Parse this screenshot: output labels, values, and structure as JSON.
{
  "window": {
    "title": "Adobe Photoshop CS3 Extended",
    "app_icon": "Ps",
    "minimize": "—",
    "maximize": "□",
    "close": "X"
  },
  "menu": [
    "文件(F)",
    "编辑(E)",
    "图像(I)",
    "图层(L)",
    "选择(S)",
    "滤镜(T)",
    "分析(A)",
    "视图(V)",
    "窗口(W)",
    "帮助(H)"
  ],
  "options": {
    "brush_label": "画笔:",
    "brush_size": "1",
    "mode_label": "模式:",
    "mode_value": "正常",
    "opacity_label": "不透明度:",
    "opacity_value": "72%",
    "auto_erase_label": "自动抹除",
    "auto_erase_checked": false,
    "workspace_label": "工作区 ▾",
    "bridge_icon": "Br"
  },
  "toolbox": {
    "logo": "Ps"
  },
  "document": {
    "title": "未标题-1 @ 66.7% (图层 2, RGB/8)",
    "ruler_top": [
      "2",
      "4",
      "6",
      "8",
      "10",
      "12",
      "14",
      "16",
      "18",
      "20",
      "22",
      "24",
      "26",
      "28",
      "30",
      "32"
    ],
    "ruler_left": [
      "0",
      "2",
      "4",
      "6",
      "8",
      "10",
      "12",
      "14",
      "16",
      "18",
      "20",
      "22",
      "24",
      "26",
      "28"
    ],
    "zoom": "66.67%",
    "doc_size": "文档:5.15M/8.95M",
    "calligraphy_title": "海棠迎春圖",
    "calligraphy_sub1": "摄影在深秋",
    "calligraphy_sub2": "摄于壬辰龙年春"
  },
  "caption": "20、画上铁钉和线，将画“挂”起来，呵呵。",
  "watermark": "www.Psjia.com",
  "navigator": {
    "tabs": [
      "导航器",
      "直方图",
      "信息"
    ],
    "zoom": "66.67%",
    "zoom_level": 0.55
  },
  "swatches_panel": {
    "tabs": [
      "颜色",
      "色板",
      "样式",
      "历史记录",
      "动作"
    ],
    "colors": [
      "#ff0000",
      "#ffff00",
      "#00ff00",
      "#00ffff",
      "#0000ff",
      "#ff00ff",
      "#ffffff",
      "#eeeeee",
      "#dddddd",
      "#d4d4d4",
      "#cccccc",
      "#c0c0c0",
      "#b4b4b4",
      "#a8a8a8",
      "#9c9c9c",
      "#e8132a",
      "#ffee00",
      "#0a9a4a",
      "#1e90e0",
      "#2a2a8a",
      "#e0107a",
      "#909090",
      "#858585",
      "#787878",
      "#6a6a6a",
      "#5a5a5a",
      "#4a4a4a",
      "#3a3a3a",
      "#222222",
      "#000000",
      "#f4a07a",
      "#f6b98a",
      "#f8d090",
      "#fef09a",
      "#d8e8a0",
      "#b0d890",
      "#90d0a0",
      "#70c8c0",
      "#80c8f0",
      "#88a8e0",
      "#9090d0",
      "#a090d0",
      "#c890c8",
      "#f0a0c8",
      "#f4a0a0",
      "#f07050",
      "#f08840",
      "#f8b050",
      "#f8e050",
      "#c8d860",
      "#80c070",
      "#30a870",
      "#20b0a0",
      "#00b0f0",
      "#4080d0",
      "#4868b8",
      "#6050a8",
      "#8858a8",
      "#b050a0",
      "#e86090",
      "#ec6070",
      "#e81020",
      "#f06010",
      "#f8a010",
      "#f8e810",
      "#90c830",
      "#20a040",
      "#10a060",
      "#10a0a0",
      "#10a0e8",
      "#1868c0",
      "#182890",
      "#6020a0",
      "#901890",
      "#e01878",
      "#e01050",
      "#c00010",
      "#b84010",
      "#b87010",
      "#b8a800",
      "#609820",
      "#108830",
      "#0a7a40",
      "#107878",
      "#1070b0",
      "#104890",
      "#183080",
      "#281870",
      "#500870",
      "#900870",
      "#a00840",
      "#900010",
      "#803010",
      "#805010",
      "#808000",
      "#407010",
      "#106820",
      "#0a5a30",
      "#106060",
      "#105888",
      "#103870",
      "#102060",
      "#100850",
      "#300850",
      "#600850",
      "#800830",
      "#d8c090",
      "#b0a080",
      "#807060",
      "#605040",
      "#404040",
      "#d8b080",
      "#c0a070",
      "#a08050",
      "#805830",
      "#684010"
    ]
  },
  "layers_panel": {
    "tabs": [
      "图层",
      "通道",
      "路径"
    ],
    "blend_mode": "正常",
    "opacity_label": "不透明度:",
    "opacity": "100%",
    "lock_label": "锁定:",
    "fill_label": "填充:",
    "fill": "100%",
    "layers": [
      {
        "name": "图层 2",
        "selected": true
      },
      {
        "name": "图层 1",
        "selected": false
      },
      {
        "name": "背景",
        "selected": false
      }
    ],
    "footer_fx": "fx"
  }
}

AIM ->
Would you reproduce all the entries exactly?

ANSWER FOR THE TASK ->
Parse this screenshot: output labels, values, and structure as JSON.
{
  "window": {
    "title": "Adobe Photoshop CS3 Extended",
    "app_icon": "Ps",
    "minimize": "—",
    "maximize": "□",
    "close": "X"
  },
  "menu": [
    "文件(F)",
    "编辑(E)",
    "图像(I)",
    "图层(L)",
    "选择(S)",
    "滤镜(T)",
    "分析(A)",
    "视图(V)",
    "窗口(W)",
    "帮助(H)"
  ],
  "options": {
    "brush_label": "画笔:",
    "brush_size": "1",
    "mode_label": "模式:",
    "mode_value": "正常",
    "opacity_label": "不透明度:",
    "opacity_value": "72%",
    "auto_erase_label": "自动抹除",
    "auto_erase_checked": false,
    "workspace_label": "工作区 ▾",
    "bridge_icon": "Br"
  },
  "toolbox": {
    "logo": "Ps"
  },
  "document": {
    "title": "未标题-1 @ 66.7% (图层 2, RGB/8)",
    "ruler_top": [
      "2",
      "4",
      "6",
      "8",
      "10",
      "12",
      "14",
      "16",
      "18",
      "20",
      "22",
      "24",
      "26",
      "28",
      "30",
      "32"
    ],
    "ruler_left": [
      "0",
      "2",
      "4",
      "6",
      "8",
      "10",
      "12",
      "14",
      "16",
      "18",
      "20",
      "22",
      "24",
      "26",
      "28"
    ],
    "zoom": "66.67%",
    "doc_size": "文档:5.15M/8.95M",
    "calligraphy_title": "海棠迎春圖",
    "calligraphy_sub1": "摄影在深秋",
    "calligraphy_sub2": "摄于壬辰龙年春"
  },
  "caption": "20、画上铁钉和线，将画“挂”起来，呵呵。",
  "watermark": "www.Psjia.com",
  "navigator": {
    "tabs": [
      "导航器",
      "直方图",
      "信息"
    ],
    "zoom": "66.67%",
    "zoom_level": 0.55
  },
  "swatches_panel": {
    "tabs": [
      "颜色",
      "色板",
      "样式",
      "历史记录",
      "动作"
    ],
    "colors": [
      "#ff0000",
      "#ffff00",
      "#00ff00",
      "#00ffff",
      "#0000ff",
      "#ff00ff",
      "#ffffff",
      "#eeeeee",
      "#dddddd",
      "#d4d4d4",
      "#cccccc",
      "#c0c0c0",
      "#b4b4b4",
      "#a8a8a8",
      "#9c9c9c",
      "#e8132a",
      "#ffee00",
      "#0a9a4a",
      "#1e90e0",
      "#2a2a8a",
      "#e0107a",
      "#909090",
      "#858585",
      "#787878",
      "#6a6a6a",
      "#5a5a5a",
      "#4a4a4a",
      "#3a3a3a",
      "#222222",
      "#000000",
      "#f4a07a",
      "#f6b98a",
      "#f8d090",
      "#fef09a",
      "#d8e8a0",
      "#b0d890",
      "#90d0a0",
      "#70c8c0",
      "#80c8f0",
      "#88a8e0",
      "#9090d0",
      "#a090d0",
      "#c890c8",
      "#f0a0c8",
      "#f4a0a0",
      "#f07050",
      "#f08840",
      "#f8b050",
      "#f8e050",
      "#c8d860",
      "#80c070",
      "#30a870",
      "#20b0a0",
      "#00b0f0",
      "#4080d0",
      "#4868b8",
      "#6050a8",
      "#8858a8",
      "#b050a0",
      "#e86090",
      "#ec6070",
      "#e81020",
      "#f06010",
      "#f8a010",
      "#f8e810",
      "#90c830",
      "#20a040",
      "#10a060",
      "#10a0a0",
      "#10a0e8",
      "#1868c0",
      "#182890",
      "#6020a0",
      "#901890",
      "#e01878",
      "#e01050",
      "#c00010",
      "#b84010",
      "#b87010",
      "#b8a800",
      "#609820",
      "#108830",
      "#0a7a40",
      "#107878",
      "#1070b0",
      "#104890",
      "#183080",
      "#281870",
      "#500870",
      "#900870",
      "#a00840",
      "#900010",
      "#803010",
      "#805010",
      "#808000",
      "#407010",
      "#106820",
      "#0a5a30",
      "#106060",
      "#105888",
      "#103870",
      "#102060",
      "#100850",
      "#300850",
      "#600850",
      "#800830",
      "#d8c090",
      "#b0a080",
      "#807060",
      "#605040",
      "#404040",
      "#d8b080",
      "#c0a070",
      "#a08050",
      "#805830",
      "#684010"
    ]
  },
  "layers_panel": {
    "tabs": [
      "图层",
      "通道",
      "路径"
    ],
    "blend_mode": "正常",
    "opacity_label": "不透明度:",
    "opacity": "100%",
    "lock_label": "锁定:",
    "fill_label": "填充:",
    "fill": "100%",
    "layers": [
      {
        "name": "图层 2",
        "selected": true
      },
      {
        "name": "图层 1",
        "selected": false
      },
      {
        "name": "背景",
        "selected": false
      }
    ],
    "footer_fx": "fx"
  }
}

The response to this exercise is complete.